** start of Exercise material **

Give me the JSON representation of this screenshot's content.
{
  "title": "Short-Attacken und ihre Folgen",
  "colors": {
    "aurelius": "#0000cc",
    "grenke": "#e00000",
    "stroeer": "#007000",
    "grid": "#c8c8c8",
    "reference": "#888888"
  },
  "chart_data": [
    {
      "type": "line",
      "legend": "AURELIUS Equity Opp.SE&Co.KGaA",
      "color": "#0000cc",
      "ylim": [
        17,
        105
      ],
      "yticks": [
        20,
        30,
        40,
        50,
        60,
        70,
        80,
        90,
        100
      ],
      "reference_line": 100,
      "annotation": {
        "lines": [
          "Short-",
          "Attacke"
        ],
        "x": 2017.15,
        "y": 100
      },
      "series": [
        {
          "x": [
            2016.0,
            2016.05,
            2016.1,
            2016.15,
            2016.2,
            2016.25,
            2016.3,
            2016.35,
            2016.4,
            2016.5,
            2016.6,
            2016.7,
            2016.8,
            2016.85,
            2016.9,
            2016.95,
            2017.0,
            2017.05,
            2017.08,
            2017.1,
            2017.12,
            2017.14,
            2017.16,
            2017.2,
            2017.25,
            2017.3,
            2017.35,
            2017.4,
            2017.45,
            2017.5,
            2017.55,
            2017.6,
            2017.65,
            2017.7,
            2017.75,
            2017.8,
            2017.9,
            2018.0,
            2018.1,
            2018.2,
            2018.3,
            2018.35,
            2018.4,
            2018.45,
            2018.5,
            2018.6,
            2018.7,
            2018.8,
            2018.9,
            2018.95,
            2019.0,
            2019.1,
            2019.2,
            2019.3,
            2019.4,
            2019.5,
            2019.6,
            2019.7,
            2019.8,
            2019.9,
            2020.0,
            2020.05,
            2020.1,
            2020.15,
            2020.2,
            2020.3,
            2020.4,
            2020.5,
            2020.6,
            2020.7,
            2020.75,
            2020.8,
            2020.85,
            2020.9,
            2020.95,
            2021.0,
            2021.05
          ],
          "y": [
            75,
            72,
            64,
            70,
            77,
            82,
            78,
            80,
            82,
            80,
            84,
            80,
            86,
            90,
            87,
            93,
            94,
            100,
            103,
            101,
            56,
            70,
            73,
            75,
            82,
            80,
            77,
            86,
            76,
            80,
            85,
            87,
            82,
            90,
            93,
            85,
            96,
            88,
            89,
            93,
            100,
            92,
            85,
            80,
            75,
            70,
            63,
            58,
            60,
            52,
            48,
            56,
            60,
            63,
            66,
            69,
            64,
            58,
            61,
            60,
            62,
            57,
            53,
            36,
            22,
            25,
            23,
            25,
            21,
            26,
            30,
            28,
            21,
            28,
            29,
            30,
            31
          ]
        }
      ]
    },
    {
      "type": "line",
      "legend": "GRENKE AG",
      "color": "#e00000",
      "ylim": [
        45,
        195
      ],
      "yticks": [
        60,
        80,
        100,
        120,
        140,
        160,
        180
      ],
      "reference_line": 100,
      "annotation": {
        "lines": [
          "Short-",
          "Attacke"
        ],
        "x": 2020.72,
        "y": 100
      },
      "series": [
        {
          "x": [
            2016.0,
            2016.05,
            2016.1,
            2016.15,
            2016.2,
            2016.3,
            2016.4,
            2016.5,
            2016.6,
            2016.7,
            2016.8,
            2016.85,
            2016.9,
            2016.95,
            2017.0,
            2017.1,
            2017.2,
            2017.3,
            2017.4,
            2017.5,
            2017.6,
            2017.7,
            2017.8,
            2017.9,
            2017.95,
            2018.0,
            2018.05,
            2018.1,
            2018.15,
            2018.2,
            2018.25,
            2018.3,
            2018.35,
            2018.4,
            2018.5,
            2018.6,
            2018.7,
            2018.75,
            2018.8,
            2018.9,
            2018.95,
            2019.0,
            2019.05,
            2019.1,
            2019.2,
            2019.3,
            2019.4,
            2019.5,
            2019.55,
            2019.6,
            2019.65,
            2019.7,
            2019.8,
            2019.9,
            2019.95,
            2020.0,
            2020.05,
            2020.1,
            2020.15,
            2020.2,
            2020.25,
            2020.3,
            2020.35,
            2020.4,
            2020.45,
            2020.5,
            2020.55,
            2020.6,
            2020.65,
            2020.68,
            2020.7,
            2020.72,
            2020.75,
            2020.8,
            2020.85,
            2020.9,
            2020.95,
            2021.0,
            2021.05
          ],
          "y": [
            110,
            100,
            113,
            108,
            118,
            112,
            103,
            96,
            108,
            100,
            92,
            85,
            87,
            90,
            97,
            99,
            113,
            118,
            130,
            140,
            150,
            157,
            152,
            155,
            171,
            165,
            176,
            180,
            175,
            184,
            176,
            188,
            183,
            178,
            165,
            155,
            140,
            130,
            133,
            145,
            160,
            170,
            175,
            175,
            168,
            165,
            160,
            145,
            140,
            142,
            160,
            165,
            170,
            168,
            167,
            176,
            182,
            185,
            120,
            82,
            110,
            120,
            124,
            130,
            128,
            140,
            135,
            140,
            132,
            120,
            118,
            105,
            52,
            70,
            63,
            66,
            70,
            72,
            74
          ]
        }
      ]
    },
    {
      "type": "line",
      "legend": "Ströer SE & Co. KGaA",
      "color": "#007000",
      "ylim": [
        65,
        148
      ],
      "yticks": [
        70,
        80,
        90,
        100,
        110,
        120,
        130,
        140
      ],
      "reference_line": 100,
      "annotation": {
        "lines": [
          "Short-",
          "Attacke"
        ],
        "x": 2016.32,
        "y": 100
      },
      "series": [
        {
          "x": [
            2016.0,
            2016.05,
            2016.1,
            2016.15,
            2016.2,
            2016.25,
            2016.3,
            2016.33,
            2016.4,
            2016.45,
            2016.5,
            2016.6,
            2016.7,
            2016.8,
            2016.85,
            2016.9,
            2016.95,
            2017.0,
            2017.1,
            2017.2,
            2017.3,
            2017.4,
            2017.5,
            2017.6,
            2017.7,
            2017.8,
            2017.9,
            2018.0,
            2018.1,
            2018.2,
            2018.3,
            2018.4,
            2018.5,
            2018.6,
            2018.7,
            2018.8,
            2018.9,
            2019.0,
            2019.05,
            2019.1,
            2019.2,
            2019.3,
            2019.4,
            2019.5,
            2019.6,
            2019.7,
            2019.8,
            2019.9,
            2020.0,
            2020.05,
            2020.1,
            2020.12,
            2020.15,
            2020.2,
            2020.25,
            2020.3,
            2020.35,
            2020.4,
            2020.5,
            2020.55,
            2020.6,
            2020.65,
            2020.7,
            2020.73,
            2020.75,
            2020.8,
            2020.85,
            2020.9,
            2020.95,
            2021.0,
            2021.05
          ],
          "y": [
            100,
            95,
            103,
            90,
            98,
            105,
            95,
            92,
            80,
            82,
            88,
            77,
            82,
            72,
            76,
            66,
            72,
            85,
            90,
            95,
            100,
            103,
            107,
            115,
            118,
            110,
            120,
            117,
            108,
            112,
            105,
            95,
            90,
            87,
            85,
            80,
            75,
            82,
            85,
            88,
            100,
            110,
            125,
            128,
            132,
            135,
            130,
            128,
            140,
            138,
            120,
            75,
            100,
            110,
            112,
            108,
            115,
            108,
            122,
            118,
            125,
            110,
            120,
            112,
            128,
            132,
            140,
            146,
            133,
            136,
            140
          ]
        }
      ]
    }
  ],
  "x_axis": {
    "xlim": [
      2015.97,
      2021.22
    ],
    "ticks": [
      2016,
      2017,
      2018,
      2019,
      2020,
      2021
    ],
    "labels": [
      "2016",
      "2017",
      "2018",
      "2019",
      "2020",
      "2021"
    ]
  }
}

** end of Exercise material **
** start of Exercise material **

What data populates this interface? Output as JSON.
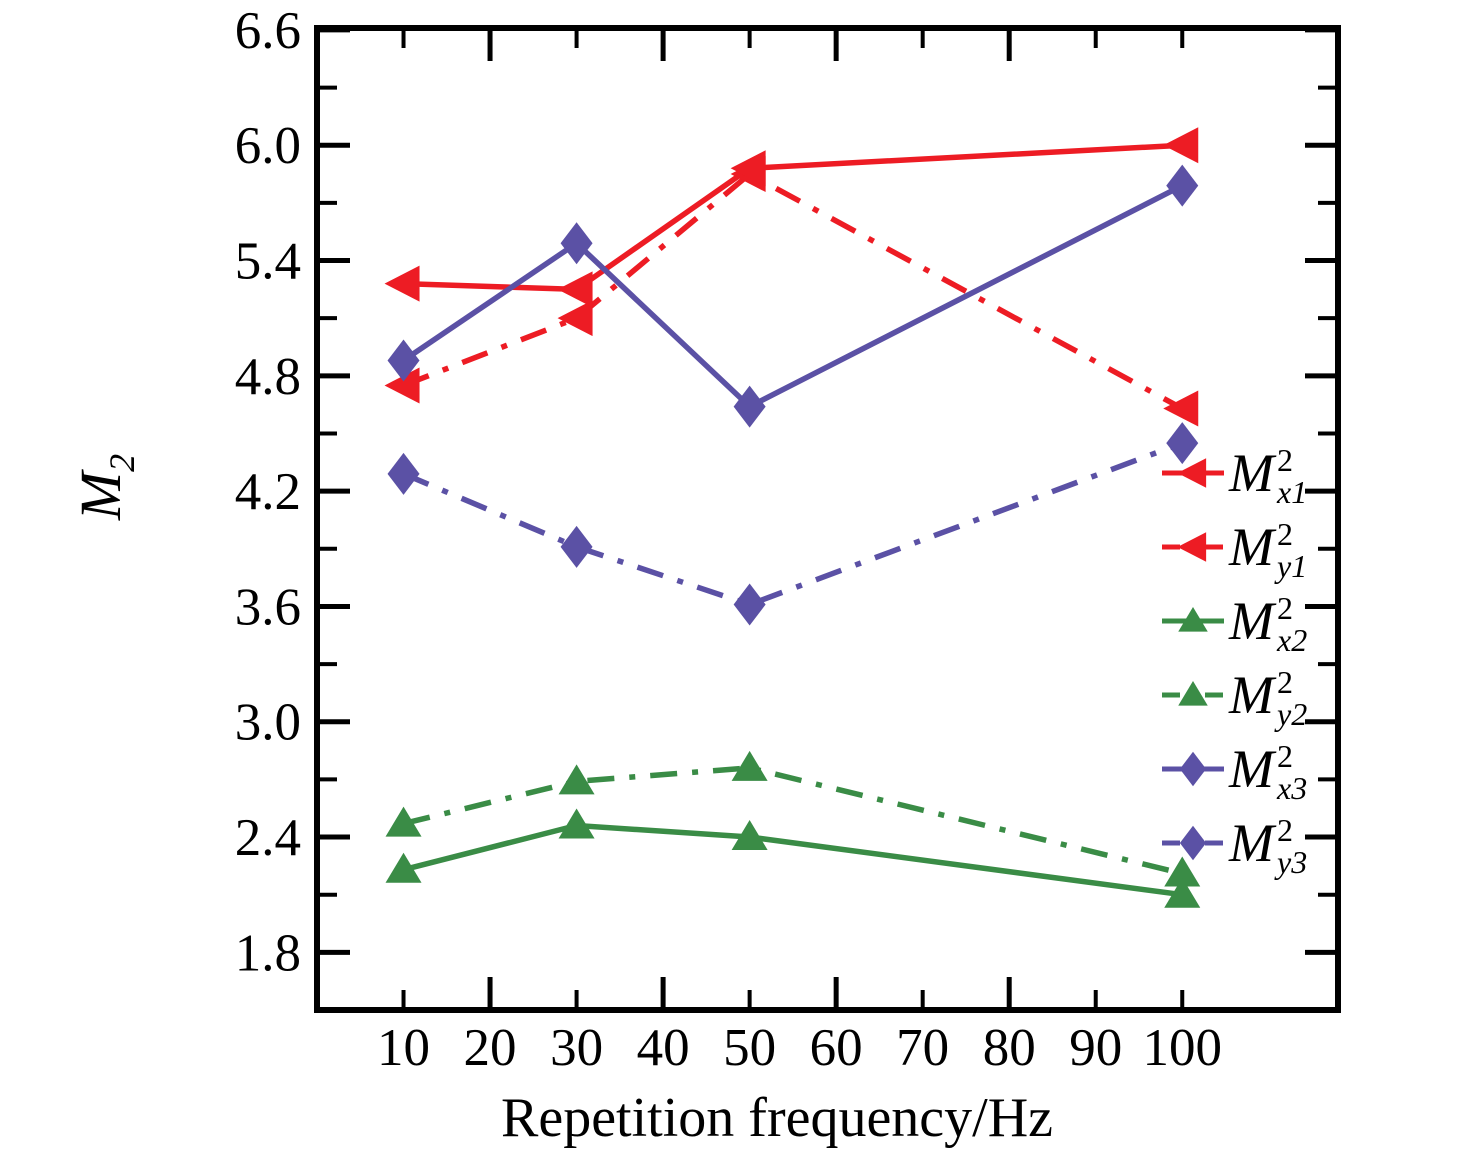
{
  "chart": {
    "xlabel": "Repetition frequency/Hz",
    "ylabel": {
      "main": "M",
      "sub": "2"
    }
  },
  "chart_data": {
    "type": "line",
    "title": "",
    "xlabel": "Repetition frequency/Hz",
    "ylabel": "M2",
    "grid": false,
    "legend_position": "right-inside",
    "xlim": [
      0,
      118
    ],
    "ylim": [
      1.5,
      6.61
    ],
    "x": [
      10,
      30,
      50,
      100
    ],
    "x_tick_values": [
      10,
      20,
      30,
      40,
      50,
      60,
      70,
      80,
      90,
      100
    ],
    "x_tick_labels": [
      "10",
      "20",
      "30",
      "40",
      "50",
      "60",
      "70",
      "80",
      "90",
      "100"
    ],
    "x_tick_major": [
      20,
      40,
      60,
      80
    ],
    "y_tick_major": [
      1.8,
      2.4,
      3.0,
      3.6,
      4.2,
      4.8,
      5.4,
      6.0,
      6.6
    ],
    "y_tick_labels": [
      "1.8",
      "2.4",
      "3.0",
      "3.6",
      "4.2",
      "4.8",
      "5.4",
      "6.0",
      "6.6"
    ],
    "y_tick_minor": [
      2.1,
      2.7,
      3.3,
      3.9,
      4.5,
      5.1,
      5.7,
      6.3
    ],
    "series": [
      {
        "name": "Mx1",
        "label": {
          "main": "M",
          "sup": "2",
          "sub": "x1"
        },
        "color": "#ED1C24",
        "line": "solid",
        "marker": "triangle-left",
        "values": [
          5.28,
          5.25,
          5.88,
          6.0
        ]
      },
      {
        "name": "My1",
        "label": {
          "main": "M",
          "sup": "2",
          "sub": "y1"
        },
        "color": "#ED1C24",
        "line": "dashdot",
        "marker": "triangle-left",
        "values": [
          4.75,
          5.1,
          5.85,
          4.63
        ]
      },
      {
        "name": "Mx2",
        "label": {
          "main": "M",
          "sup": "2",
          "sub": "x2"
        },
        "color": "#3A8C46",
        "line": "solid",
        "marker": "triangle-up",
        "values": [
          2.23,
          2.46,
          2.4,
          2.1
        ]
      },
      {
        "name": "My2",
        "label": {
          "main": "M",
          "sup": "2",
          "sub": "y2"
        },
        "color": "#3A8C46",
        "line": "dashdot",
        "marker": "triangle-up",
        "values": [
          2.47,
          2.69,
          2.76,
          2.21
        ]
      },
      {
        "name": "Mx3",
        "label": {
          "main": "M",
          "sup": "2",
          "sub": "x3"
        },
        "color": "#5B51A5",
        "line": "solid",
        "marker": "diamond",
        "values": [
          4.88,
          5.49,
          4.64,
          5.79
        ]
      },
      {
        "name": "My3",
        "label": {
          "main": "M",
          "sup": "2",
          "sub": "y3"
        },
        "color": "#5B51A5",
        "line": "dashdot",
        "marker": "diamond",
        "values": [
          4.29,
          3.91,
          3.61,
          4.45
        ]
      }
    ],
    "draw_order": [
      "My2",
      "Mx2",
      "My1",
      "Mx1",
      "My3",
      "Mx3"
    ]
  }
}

** end of Exercise material **

Task goal = Spot every line that holds "KGaA" and copy it.

In response =
      "legend": "AURELIUS Equity Opp.SE&Co.KGaA",
      "legend": "Ströer SE & Co. KGaA",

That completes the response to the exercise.